● Problem to work on
Keep only the lines of the data below that contain "Coverage", and copy them.

● Provided data
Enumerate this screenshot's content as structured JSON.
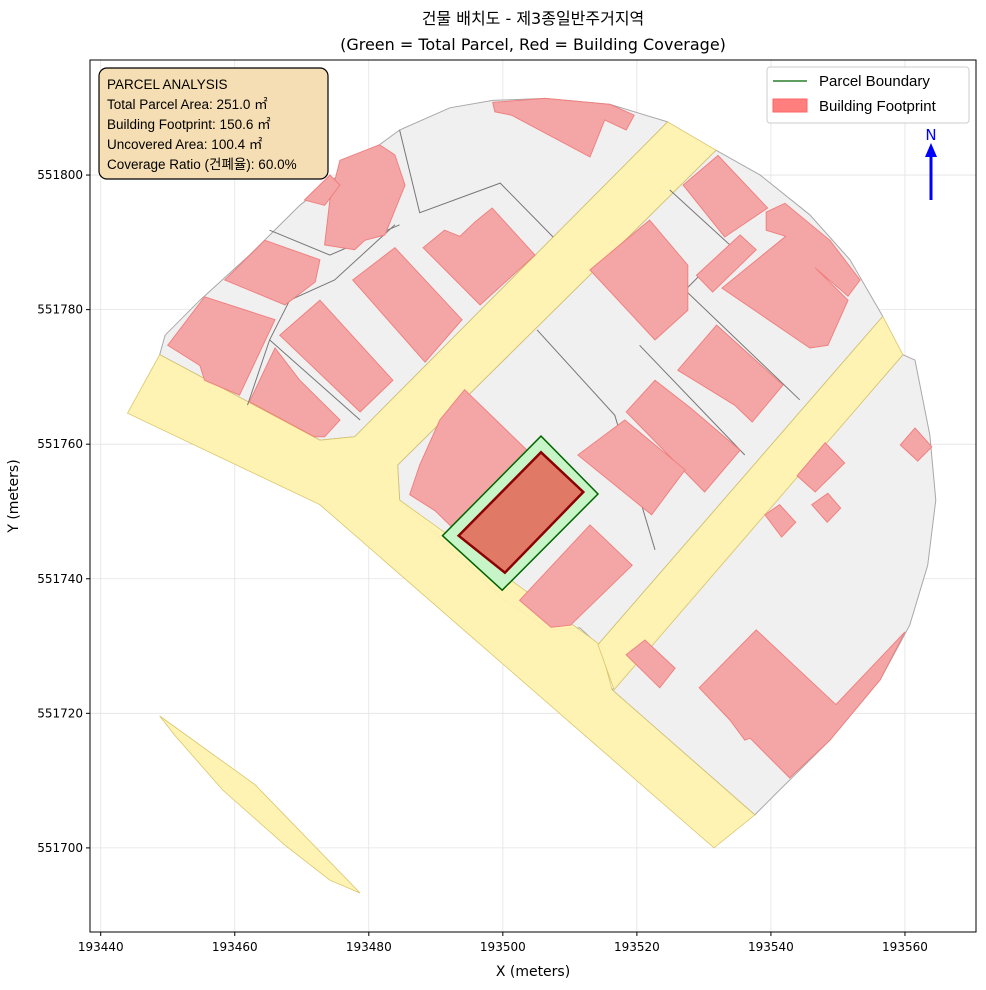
{
  "chart_data": {
    "type": "map",
    "title": "건물 배치도 - 제3종일반주거지역",
    "subtitle": "(Green = Total Parcel, Red = Building Coverage)",
    "xlabel": "X (meters)",
    "ylabel": "Y (meters)",
    "xlim": [
      193438.4,
      193570.6
    ],
    "ylim": [
      551687.5,
      551817.1
    ],
    "xticks": [
      193440,
      193460,
      193480,
      193500,
      193520,
      193540,
      193560
    ],
    "yticks": [
      551700,
      551720,
      551740,
      551760,
      551780,
      551800
    ],
    "grid": true,
    "legend": {
      "placement": "top-right",
      "items": [
        {
          "label": "Parcel Boundary",
          "color": "#006400"
        },
        {
          "label": "Building Footprint",
          "color": "#ff7f7f"
        }
      ]
    },
    "info_box": {
      "placement": "top-left",
      "lines": [
        "PARCEL ANALYSIS",
        "Total Parcel Area: 251.0 ㎡",
        "Building Footprint: 150.6 ㎡",
        "Uncovered Area: 100.4 ㎡",
        "Coverage Ratio (건폐율): 60.0%"
      ]
    },
    "north_arrow": {
      "label": "N",
      "color": "#0000ff"
    },
    "colors": {
      "road": "#fff2b0",
      "block": "#f0f0f0",
      "building": "#f4a6a6",
      "parcel_fill": "#c8f5c8",
      "parcel_edge": "#006400",
      "target_building": "#e07a66",
      "target_edge": "#8b0000"
    },
    "roads": [
      [
        [
          193448.8,
          551773.3
        ],
        [
          193472.7,
          551760.6
        ],
        [
          193477.9,
          551761.1
        ],
        [
          193524.6,
          551807.9
        ],
        [
          193531.8,
          551803.7
        ],
        [
          193484.3,
          551756.9
        ],
        [
          193484.6,
          551751.7
        ],
        [
          193511.5,
          551732.4
        ],
        [
          193514.5,
          551730.2
        ],
        [
          193516.3,
          551723.5
        ],
        [
          193537.6,
          551704.9
        ],
        [
          193531.5,
          551700.0
        ],
        [
          193472.7,
          551751.0
        ],
        [
          193444.0,
          551764.6
        ]
      ],
      [
        [
          193556.7,
          551779.0
        ],
        [
          193559.7,
          551773.3
        ],
        [
          193516.6,
          551723.5
        ],
        [
          193514.2,
          551730.2
        ]
      ],
      [
        [
          193448.8,
          551719.6
        ],
        [
          193451.0,
          551716.8
        ],
        [
          193458.2,
          551708.6
        ],
        [
          193467.5,
          551700.4
        ],
        [
          193474.2,
          551695.2
        ],
        [
          193478.7,
          551693.3
        ],
        [
          193463.0,
          551709.4
        ]
      ]
    ],
    "blocks": [
      [
        [
          193448.8,
          551773.3
        ],
        [
          193449.6,
          551776.2
        ],
        [
          193454.8,
          551781.4
        ],
        [
          193462.2,
          551788.1
        ],
        [
          193469.7,
          551795.5
        ],
        [
          193476.4,
          551800.7
        ],
        [
          193484.6,
          551806.7
        ],
        [
          193492.1,
          551810.0
        ],
        [
          193498.5,
          551811.1
        ],
        [
          193506.3,
          551811.4
        ],
        [
          193516.0,
          551810.5
        ],
        [
          193524.6,
          551807.9
        ],
        [
          193477.9,
          551761.1
        ],
        [
          193472.7,
          551760.6
        ]
      ],
      [
        [
          193484.3,
          551756.9
        ],
        [
          193531.8,
          551803.7
        ],
        [
          193538.4,
          551800.0
        ],
        [
          193545.8,
          551794.1
        ],
        [
          193551.8,
          551787.4
        ],
        [
          193556.7,
          551779.0
        ],
        [
          193514.2,
          551730.2
        ],
        [
          193511.5,
          551732.7
        ],
        [
          193507.0,
          551732.4
        ],
        [
          193500.3,
          551736.8
        ],
        [
          193484.6,
          551751.7
        ]
      ],
      [
        [
          193559.7,
          551773.3
        ],
        [
          193561.5,
          551772.5
        ],
        [
          193563.7,
          551761.4
        ],
        [
          193564.6,
          551751.7
        ],
        [
          193563.4,
          551742.0
        ],
        [
          193560.7,
          551733.1
        ],
        [
          193556.3,
          551725.0
        ],
        [
          193548.8,
          551716.0
        ],
        [
          193541.3,
          551708.6
        ],
        [
          193537.6,
          551704.9
        ],
        [
          193516.3,
          551723.5
        ]
      ]
    ],
    "parcel_lines": [
      [
        [
          193484.6,
          551806.7
        ],
        [
          193487.6,
          551794.4
        ],
        [
          193499.6,
          551798.8
        ],
        [
          193507.5,
          551790.8
        ]
      ],
      [
        [
          193465.2,
          551791.8
        ],
        [
          193474.2,
          551788.1
        ],
        [
          193484.6,
          551792.6
        ]
      ],
      [
        [
          193461.5,
          551783.7
        ],
        [
          193468.2,
          551781.4
        ],
        [
          193474.9,
          551784.4
        ],
        [
          193483.9,
          551792.6
        ]
      ],
      [
        [
          193461.9,
          551765.8
        ],
        [
          193465.2,
          551775.5
        ],
        [
          193468.2,
          551781.4
        ]
      ],
      [
        [
          193465.2,
          551775.5
        ],
        [
          193478.7,
          551763.6
        ]
      ],
      [
        [
          193505.1,
          551777.0
        ],
        [
          193516.7,
          551764.3
        ],
        [
          193522.7,
          551744.3
        ]
      ],
      [
        [
          193524.9,
          551797.8
        ],
        [
          193533.9,
          551789.6
        ],
        [
          193527.2,
          551782.9
        ],
        [
          193544.3,
          551766.6
        ]
      ],
      [
        [
          193520.4,
          551774.7
        ],
        [
          193536.1,
          551758.4
        ]
      ]
    ],
    "buildings": [
      [
        [
          193498.5,
          551810.8
        ],
        [
          193506.3,
          551811.4
        ],
        [
          193516.0,
          551810.5
        ],
        [
          193519.6,
          551808.9
        ],
        [
          193518.4,
          551806.7
        ],
        [
          193515.2,
          551808.2
        ],
        [
          193513.0,
          551802.7
        ],
        [
          193501.3,
          551808.9
        ],
        [
          193498.8,
          551809.4
        ]
      ],
      [
        [
          193475.7,
          551802.2
        ],
        [
          193481.6,
          551804.5
        ],
        [
          193483.9,
          551803.0
        ],
        [
          193485.4,
          551798.5
        ],
        [
          193482.4,
          551791.1
        ],
        [
          193479.4,
          551790.3
        ],
        [
          193477.9,
          551788.9
        ],
        [
          193473.4,
          551789.6
        ],
        [
          193474.2,
          551796.3
        ]
      ],
      [
        [
          193470.4,
          551796.3
        ],
        [
          193474.2,
          551800.0
        ],
        [
          193475.7,
          551798.5
        ],
        [
          193473.4,
          551795.5
        ]
      ],
      [
        [
          193458.5,
          551784.4
        ],
        [
          193464.5,
          551790.3
        ],
        [
          193472.7,
          551787.4
        ],
        [
          193472.0,
          551784.1
        ],
        [
          193467.5,
          551780.7
        ]
      ],
      [
        [
          193450.0,
          551774.7
        ],
        [
          193455.5,
          551781.9
        ],
        [
          193466.0,
          551778.5
        ],
        [
          193460.7,
          551767.3
        ],
        [
          193455.5,
          551769.5
        ],
        [
          193454.8,
          551771.7
        ]
      ],
      [
        [
          193462.2,
          551766.3
        ],
        [
          193466.0,
          551774.3
        ],
        [
          193469.7,
          551769.5
        ],
        [
          193475.7,
          551763.6
        ],
        [
          193473.4,
          551761.1
        ],
        [
          193471.9,
          551761.1
        ]
      ],
      [
        [
          193466.7,
          551776.2
        ],
        [
          193472.7,
          551781.4
        ],
        [
          193483.6,
          551769.5
        ],
        [
          193478.7,
          551764.8
        ]
      ],
      [
        [
          193477.6,
          551784.4
        ],
        [
          193483.9,
          551789.2
        ],
        [
          193493.9,
          551778.5
        ],
        [
          193488.4,
          551772.2
        ]
      ],
      [
        [
          193488.1,
          551789.2
        ],
        [
          193491.3,
          551791.8
        ],
        [
          193493.6,
          551790.9
        ],
        [
          193495.8,
          551793.0
        ],
        [
          193498.4,
          551795.1
        ],
        [
          193504.8,
          551788.1
        ],
        [
          193496.6,
          551780.7
        ]
      ],
      [
        [
          193513.0,
          551785.9
        ],
        [
          193521.9,
          551793.3
        ],
        [
          193527.6,
          551786.6
        ],
        [
          193527.6,
          551779.9
        ],
        [
          193522.7,
          551775.5
        ]
      ],
      [
        [
          193526.9,
          551798.5
        ],
        [
          193532.1,
          551802.9
        ],
        [
          193539.5,
          551795.1
        ],
        [
          193533.1,
          551790.8
        ]
      ],
      [
        [
          193528.9,
          551785.1
        ],
        [
          193535.4,
          551791.1
        ],
        [
          193537.8,
          551788.9
        ],
        [
          193531.3,
          551782.6
        ]
      ],
      [
        [
          193539.3,
          551794.5
        ],
        [
          193542.1,
          551795.8
        ],
        [
          193548.8,
          551790.3
        ],
        [
          193553.3,
          551784.4
        ],
        [
          193551.5,
          551782.0
        ],
        [
          193546.6,
          551786.2
        ],
        [
          193551.5,
          551781.4
        ],
        [
          193548.5,
          551774.7
        ],
        [
          193545.8,
          551774.3
        ],
        [
          193532.7,
          551783.2
        ],
        [
          193542.2,
          551790.9
        ],
        [
          193539.3,
          551791.8
        ]
      ],
      [
        [
          193526.1,
          551771.0
        ],
        [
          193531.9,
          551777.7
        ],
        [
          193541.8,
          551768.8
        ],
        [
          193537.2,
          551763.3
        ],
        [
          193534.6,
          551765.8
        ]
      ],
      [
        [
          193518.4,
          551764.8
        ],
        [
          193522.7,
          551769.5
        ],
        [
          193528.0,
          551765.4
        ],
        [
          193535.4,
          551759.1
        ],
        [
          193530.1,
          551752.9
        ]
      ],
      [
        [
          193511.2,
          551758.4
        ],
        [
          193518.2,
          551763.6
        ],
        [
          193527.2,
          551756.2
        ],
        [
          193522.2,
          551749.5
        ]
      ],
      [
        [
          193486.1,
          551752.5
        ],
        [
          193487.6,
          551756.9
        ],
        [
          193490.6,
          551763.6
        ],
        [
          193494.3,
          551768.1
        ],
        [
          193503.6,
          551759.1
        ],
        [
          193493.6,
          551746.5
        ],
        [
          193489.9,
          551750.1
        ]
      ],
      [
        [
          193502.5,
          551736.8
        ],
        [
          193513.0,
          551748.0
        ],
        [
          193519.3,
          551742.0
        ],
        [
          193510.1,
          551733.1
        ],
        [
          193507.2,
          551732.8
        ]
      ],
      [
        [
          193518.4,
          551728.7
        ],
        [
          193521.2,
          551730.9
        ],
        [
          193525.7,
          551726.7
        ],
        [
          193523.4,
          551723.8
        ]
      ],
      [
        [
          193529.3,
          551723.8
        ],
        [
          193537.8,
          551732.4
        ],
        [
          193549.7,
          551721.3
        ],
        [
          193560.0,
          551732.1
        ],
        [
          193556.3,
          551725.0
        ],
        [
          193548.8,
          551716.0
        ],
        [
          193542.8,
          551710.4
        ],
        [
          193536.9,
          551716.3
        ],
        [
          193536.1,
          551716.0
        ],
        [
          193533.9,
          551719.0
        ]
      ],
      [
        [
          193543.9,
          551755.3
        ],
        [
          193548.1,
          551760.2
        ],
        [
          193551.0,
          551757.2
        ],
        [
          193546.6,
          551752.9
        ]
      ],
      [
        [
          193546.1,
          551751.0
        ],
        [
          193548.5,
          551752.7
        ],
        [
          193550.4,
          551750.5
        ],
        [
          193548.4,
          551748.4
        ]
      ],
      [
        [
          193539.1,
          551749.5
        ],
        [
          193541.3,
          551751.0
        ],
        [
          193543.7,
          551748.4
        ],
        [
          193541.6,
          551746.2
        ]
      ],
      [
        [
          193559.3,
          551759.9
        ],
        [
          193561.5,
          551762.4
        ],
        [
          193564.0,
          551759.6
        ],
        [
          193561.9,
          551757.5
        ]
      ]
    ],
    "target_parcel": [
      [
        193491.0,
        551746.4
      ],
      [
        193505.7,
        551761.2
      ],
      [
        193514.2,
        551752.6
      ],
      [
        193499.9,
        551738.3
      ]
    ],
    "target_building": [
      [
        193493.4,
        551746.4
      ],
      [
        193505.7,
        551758.8
      ],
      [
        193512.0,
        551752.9
      ],
      [
        193500.3,
        551740.9
      ]
    ]
  }
}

● Expected output
    "subtitle": "(Green = Total Parcel, Red = Building Coverage)",
        "Coverage Ratio (건폐율): 60.0%"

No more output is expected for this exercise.